What needs to be done: Scan the material that follows. Copy every line containing the word "kind".

** begin Extracted data **

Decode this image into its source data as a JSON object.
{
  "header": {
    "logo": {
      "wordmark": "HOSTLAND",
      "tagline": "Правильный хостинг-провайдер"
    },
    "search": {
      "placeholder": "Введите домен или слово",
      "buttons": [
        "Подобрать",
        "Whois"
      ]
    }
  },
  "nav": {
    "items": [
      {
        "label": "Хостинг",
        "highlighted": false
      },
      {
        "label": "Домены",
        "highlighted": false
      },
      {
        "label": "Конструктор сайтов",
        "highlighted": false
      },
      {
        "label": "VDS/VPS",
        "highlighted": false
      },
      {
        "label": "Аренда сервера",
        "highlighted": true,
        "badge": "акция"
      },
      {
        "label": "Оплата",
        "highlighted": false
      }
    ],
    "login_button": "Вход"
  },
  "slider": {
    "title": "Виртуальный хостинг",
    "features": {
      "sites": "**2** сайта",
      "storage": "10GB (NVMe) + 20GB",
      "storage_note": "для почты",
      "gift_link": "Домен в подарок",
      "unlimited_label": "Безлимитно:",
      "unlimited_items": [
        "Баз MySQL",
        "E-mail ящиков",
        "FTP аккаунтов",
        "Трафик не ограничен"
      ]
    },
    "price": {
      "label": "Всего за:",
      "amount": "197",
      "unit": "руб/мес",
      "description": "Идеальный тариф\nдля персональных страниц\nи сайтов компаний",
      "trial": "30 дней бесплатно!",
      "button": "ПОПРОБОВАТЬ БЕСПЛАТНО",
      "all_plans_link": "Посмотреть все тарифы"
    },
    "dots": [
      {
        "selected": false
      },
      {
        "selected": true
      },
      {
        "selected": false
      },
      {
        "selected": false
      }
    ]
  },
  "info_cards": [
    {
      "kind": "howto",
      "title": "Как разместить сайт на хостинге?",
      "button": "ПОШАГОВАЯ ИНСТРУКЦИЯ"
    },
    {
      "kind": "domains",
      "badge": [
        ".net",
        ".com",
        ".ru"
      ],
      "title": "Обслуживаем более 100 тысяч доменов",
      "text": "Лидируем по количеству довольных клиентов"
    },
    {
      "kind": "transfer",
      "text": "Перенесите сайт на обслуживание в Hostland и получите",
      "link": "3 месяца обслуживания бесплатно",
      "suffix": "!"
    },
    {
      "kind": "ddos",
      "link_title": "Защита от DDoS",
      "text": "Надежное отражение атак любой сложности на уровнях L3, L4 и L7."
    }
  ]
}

** end Extracted data **

Worked solution:
      "kind": "howto",
      "kind": "domains",
      "kind": "transfer",
      "kind": "ddos",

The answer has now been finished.